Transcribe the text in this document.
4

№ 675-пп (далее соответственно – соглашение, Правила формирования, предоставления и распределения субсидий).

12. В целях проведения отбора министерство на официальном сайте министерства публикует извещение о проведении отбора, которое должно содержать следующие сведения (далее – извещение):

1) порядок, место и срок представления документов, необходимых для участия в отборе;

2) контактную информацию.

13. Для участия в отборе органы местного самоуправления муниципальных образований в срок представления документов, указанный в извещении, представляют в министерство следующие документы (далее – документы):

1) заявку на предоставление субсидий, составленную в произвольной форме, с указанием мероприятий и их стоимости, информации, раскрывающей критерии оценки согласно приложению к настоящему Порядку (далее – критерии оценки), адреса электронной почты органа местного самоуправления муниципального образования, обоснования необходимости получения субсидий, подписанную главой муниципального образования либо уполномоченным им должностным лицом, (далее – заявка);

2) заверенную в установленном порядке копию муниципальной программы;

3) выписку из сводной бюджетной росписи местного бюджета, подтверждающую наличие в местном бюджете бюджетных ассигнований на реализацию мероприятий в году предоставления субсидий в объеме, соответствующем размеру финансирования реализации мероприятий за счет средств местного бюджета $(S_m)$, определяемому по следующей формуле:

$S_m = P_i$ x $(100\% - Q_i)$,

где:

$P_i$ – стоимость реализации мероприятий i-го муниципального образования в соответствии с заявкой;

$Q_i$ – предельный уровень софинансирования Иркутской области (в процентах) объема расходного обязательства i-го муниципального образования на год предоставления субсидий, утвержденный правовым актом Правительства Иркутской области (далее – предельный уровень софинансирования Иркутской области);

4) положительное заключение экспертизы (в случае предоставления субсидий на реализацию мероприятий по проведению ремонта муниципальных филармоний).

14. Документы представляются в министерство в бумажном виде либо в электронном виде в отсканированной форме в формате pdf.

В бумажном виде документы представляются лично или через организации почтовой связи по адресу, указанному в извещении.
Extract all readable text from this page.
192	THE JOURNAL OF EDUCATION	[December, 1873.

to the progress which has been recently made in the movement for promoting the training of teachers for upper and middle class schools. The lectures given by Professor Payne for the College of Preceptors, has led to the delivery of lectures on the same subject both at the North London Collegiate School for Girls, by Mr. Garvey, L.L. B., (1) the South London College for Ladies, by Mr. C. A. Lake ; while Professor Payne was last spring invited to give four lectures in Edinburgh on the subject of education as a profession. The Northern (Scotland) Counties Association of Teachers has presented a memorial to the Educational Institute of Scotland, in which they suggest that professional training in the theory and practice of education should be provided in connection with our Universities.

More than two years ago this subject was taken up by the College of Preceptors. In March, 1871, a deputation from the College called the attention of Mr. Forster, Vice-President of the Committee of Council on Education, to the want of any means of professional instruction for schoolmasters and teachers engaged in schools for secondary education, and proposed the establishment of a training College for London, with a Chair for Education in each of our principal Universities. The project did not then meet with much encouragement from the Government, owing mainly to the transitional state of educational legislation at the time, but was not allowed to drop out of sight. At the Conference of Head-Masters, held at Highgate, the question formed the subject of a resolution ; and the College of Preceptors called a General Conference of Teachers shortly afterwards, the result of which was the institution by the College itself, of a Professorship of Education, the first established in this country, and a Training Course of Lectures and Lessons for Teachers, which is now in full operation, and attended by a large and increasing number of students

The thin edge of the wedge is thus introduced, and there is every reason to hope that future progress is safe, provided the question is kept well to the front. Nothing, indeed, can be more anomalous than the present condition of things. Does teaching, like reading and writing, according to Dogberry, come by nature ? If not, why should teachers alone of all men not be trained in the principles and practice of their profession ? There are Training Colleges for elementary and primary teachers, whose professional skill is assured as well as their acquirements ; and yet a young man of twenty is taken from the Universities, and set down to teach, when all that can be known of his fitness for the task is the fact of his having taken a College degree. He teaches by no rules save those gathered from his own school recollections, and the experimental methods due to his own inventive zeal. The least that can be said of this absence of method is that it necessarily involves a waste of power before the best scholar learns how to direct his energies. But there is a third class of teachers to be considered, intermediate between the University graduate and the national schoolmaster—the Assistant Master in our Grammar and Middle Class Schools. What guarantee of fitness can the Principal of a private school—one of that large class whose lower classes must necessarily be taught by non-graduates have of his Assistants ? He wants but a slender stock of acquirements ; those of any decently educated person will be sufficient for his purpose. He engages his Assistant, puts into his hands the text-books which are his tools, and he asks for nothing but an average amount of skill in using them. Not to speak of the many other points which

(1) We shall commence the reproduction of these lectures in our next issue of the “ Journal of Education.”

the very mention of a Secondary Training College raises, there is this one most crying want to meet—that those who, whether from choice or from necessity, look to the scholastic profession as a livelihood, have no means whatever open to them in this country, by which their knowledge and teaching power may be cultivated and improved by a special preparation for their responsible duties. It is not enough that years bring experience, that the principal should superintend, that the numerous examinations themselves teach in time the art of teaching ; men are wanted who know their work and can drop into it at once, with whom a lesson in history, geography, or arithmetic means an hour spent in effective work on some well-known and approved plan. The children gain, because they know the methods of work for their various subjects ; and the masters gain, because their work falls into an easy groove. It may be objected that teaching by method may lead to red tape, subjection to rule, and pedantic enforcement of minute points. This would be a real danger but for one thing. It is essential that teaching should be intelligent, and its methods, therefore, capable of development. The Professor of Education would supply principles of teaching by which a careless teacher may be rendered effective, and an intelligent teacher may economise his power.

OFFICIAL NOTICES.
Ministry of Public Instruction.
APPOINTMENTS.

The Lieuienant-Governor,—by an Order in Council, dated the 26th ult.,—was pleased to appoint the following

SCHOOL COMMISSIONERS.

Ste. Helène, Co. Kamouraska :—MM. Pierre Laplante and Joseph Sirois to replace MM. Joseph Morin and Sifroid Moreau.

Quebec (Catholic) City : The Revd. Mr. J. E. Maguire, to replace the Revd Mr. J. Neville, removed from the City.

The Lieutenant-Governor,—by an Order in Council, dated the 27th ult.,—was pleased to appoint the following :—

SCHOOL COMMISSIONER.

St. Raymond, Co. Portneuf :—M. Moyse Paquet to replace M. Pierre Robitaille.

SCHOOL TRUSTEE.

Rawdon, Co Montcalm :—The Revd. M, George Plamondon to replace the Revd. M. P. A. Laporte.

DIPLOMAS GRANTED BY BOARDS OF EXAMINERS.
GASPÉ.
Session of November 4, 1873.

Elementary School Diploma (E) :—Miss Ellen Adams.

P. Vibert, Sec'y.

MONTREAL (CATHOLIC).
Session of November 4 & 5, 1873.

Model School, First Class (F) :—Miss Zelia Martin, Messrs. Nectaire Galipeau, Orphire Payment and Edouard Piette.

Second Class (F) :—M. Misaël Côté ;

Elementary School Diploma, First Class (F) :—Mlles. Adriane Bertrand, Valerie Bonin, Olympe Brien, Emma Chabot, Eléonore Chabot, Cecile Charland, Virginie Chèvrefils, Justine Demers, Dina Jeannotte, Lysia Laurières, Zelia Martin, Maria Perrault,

○ ○ ○

== Work instructions ==
Find each line holding the word "документов" and copy it.

== Task solution ==
1) порядок, место и срок представления документов, необходимых для участия в отборе;
13. Для участия в отборе органы местного самоуправления муниципальных образований в срок представления документов, указанный в извещении, представляют в министерство следующие документы (далее – документы):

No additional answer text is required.